Count how many lines include "gender" and answer with that number only.

# start of DATA ROWS

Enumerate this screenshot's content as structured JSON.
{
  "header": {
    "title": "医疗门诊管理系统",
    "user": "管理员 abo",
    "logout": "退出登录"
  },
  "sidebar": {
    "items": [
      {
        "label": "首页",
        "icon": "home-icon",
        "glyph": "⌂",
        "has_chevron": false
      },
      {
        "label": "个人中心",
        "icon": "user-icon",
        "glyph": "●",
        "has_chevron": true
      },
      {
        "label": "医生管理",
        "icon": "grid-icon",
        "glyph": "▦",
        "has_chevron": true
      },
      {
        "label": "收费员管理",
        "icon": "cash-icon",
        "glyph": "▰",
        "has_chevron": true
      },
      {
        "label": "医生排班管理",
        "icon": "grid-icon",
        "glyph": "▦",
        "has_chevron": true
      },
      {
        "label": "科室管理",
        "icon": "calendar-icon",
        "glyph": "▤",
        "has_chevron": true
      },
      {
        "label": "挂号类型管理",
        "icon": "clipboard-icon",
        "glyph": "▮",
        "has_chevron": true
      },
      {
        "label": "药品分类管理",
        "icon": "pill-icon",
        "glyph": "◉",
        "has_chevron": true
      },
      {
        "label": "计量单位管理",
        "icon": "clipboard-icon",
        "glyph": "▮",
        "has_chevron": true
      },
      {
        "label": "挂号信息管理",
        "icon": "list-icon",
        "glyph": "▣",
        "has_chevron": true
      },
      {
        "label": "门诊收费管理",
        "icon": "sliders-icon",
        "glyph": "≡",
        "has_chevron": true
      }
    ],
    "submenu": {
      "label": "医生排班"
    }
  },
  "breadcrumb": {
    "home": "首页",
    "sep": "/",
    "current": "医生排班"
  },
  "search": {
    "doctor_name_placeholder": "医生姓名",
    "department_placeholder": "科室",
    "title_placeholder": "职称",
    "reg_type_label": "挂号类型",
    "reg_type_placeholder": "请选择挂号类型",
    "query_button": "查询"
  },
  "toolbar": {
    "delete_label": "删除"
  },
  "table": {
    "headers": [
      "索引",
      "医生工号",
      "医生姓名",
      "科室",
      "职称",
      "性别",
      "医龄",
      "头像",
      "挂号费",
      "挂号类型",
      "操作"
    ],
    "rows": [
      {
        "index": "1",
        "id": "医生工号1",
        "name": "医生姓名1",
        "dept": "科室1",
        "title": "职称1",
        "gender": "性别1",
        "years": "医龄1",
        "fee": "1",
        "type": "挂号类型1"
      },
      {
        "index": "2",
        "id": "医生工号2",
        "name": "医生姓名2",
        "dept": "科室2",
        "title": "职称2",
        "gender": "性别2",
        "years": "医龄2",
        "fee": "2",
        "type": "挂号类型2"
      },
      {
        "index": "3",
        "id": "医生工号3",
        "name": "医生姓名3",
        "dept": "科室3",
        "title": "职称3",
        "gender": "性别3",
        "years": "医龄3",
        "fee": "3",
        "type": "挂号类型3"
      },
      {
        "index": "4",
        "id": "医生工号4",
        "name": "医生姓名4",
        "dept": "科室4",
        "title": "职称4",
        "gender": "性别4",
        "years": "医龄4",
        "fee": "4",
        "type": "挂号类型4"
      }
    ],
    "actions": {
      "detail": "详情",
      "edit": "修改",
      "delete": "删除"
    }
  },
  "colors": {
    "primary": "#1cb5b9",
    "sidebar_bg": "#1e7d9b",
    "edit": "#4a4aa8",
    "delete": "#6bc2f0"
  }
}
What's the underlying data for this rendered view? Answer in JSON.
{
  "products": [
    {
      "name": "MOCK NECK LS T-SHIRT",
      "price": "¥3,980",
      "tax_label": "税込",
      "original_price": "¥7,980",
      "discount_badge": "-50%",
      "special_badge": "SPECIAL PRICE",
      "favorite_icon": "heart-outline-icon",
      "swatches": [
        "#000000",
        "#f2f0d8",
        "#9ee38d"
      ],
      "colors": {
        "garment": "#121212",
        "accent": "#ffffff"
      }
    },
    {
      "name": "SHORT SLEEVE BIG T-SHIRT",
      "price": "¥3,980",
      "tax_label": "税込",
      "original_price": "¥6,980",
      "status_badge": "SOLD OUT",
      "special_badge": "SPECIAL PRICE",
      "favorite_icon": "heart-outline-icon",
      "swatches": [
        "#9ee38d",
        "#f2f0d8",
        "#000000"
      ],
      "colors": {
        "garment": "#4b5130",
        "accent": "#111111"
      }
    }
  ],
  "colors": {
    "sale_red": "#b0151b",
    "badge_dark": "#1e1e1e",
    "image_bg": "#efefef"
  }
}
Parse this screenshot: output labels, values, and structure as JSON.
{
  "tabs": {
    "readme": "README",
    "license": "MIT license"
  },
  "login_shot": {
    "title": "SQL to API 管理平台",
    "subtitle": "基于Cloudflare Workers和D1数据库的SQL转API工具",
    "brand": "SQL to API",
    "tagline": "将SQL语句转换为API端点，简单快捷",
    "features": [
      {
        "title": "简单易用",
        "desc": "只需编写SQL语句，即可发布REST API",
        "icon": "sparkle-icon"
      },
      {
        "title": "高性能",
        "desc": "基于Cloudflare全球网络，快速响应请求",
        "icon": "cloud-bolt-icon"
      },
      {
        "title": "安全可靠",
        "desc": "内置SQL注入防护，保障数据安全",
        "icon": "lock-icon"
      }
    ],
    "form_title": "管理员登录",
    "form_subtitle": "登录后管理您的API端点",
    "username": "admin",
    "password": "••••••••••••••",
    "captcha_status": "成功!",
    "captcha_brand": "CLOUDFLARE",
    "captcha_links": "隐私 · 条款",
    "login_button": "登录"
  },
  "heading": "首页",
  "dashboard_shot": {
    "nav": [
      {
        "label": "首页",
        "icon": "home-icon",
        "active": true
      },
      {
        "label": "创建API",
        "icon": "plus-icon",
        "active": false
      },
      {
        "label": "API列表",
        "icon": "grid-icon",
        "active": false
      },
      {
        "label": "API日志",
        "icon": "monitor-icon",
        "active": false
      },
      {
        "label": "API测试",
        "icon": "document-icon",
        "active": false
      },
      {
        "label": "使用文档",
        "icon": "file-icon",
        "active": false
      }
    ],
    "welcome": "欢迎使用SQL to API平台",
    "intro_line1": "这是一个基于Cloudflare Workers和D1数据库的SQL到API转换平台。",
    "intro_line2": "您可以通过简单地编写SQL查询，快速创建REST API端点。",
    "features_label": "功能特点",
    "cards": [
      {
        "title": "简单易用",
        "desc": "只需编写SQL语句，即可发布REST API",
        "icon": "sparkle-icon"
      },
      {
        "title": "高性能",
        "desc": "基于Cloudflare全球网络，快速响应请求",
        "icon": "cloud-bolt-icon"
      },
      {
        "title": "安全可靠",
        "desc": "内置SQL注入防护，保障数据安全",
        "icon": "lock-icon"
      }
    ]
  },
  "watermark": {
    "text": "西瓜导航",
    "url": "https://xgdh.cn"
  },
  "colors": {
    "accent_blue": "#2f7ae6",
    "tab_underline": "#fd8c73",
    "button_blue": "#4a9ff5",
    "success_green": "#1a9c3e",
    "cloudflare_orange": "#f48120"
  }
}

# end of DATA ROWS

◆ **TASK OUTPUT**:
4